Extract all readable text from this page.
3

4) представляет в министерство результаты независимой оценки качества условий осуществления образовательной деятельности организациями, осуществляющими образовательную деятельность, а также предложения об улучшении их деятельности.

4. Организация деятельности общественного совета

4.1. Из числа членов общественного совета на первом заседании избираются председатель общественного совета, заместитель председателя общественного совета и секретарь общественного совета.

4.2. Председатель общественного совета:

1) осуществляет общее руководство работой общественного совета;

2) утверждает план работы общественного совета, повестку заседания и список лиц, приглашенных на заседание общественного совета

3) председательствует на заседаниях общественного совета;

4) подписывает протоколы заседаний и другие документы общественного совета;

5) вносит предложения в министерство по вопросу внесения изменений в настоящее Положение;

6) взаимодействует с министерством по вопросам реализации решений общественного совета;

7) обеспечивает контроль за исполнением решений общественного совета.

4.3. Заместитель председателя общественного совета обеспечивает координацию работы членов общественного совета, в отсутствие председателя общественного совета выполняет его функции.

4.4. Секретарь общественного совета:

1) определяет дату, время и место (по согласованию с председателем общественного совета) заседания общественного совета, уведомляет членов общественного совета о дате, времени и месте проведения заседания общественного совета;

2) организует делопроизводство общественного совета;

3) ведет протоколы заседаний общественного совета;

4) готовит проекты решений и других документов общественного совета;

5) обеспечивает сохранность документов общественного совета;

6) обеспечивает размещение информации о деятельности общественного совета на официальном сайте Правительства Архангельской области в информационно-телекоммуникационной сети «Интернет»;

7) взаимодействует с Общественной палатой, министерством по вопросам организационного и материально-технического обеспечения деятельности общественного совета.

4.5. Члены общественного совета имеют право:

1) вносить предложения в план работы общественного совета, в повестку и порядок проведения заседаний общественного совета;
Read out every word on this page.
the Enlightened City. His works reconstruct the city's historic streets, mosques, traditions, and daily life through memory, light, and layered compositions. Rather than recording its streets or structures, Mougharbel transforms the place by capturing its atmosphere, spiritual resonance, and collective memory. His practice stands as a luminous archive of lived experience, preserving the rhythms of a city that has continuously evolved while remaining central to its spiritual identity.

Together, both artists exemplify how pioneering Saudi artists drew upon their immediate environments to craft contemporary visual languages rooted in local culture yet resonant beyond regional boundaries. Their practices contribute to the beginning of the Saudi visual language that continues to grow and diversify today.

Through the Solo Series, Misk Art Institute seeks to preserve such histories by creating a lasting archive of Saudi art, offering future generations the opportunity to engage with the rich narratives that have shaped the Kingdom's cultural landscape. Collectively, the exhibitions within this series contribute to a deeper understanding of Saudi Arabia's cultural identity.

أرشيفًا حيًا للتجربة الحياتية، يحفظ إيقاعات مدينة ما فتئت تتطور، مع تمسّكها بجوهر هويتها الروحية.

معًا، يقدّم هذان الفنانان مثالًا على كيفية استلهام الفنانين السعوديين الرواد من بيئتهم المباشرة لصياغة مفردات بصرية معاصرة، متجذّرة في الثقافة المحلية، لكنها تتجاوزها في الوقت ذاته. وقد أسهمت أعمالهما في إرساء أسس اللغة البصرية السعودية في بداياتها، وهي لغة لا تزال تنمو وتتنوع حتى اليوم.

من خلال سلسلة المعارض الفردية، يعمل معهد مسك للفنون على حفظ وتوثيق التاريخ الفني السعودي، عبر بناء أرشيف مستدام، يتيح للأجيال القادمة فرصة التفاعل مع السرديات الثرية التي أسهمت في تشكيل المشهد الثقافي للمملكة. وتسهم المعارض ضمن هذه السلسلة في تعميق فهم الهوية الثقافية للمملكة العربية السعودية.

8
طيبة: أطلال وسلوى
------------------------------------------------------------------------
Restate the data above word for word, please.

Extract all readable text from this page.
3

4) представляет в министерство результаты независимой оценки качества условий осуществления образовательной деятельности организациями, осуществляющими образовательную деятельность, а также предложения об улучшении их деятельности.

4. Организация деятельности общественного совета

4.1. Из числа членов общественного совета на первом заседании избираются председатель общественного совета, заместитель председателя общественного совета и секретарь общественного совета.

4.2. Председатель общественного совета:

1) осуществляет общее руководство работой общественного совета;

2) утверждает план работы общественного совета, повестку заседания и список лиц, приглашенных на заседание общественного совета

3) председательствует на заседаниях общественного совета;

4) подписывает протоколы заседаний и другие документы общественного совета;

5) вносит предложения в министерство по вопросу внесения изменений в настоящее Положение;

6) взаимодействует с министерством по вопросам реализации решений общественного совета;

7) обеспечивает контроль за исполнением решений общественного совета.

4.3. Заместитель председателя общественного совета обеспечивает координацию работы членов общественного совета, в отсутствие председателя общественного совета выполняет его функции.

4.4. Секретарь общественного совета:

1) определяет дату, время и место (по согласованию с председателем общественного совета) заседания общественного совета, уведомляет членов общественного совета о дате, времени и месте проведения заседания общественного совета;

2) организует делопроизводство общественного совета;

3) ведет протоколы заседаний общественного совета;

4) готовит проекты решений и других документов общественного совета;

5) обеспечивает сохранность документов общественного совета;

6) обеспечивает размещение информации о деятельности общественного совета на официальном сайте Правительства Архангельской области в информационно-телекоммуникационной сети «Интернет»;

7) взаимодействует с Общественной палатой, министерством по вопросам организационного и материально-технического обеспечения деятельности общественного совета.

4.5. Члены общественного совета имеют право:

1) вносить предложения в план работы общественного совета, в повестку и порядок проведения заседаний общественного совета;
Read out every word on this page.
the Enlightened City. His works reconstruct the city's historic streets, mosques, traditions, and daily life through memory, light, and layered compositions. Rather than recording its streets or structures, Mougharbel transforms the place by capturing its atmosphere, spiritual resonance, and collective memory. His practice stands as a luminous archive of lived experience, preserving the rhythms of a city that has continuously evolved while remaining central to its spiritual identity.

Together, both artists exemplify how pioneering Saudi artists drew upon their immediate environments to craft contemporary visual languages rooted in local culture yet resonant beyond regional boundaries. Their practices contribute to the beginning of the Saudi visual language that continues to grow and diversify today.

Through the Solo Series, Misk Art Institute seeks to preserve such histories by creating a lasting archive of Saudi art, offering future generations the opportunity to engage with the rich narratives that have shaped the Kingdom's cultural landscape. Collectively, the exhibitions within this series contribute to a deeper understanding of Saudi Arabia's cultural identity.

أرشيفًا حيًا للتجربة الحياتية، يحفظ إيقاعات مدينة ما فتئت تتطور، مع تمسّكها بجوهر هويتها الروحية.

معًا، يقدّم هذان الفنانان مثالًا على كيفية استلهام الفنانين السعوديين الرواد من بيئتهم المباشرة لصياغة مفردات بصرية معاصرة، متجذّرة في الثقافة المحلية، لكنها تتجاوزها في الوقت ذاته. وقد أسهمت أعمالهما في إرساء أسس اللغة البصرية السعودية في بداياتها، وهي لغة لا تزال تنمو وتتنوع حتى اليوم.

من خلال سلسلة المعارض الفردية، يعمل معهد مسك للفنون على حفظ وتوثيق التاريخ الفني السعودي، عبر بناء أرشيف مستدام، يتيح للأجيال القادمة فرصة التفاعل مع السرديات الثرية التي أسهمت في تشكيل المشهد الثقافي للمملكة. وتسهم المعارض ضمن هذه السلسلة في تعميق فهم الهوية الثقافية للمملكة العربية السعودية.

8
طيبة: أطلال وسلوى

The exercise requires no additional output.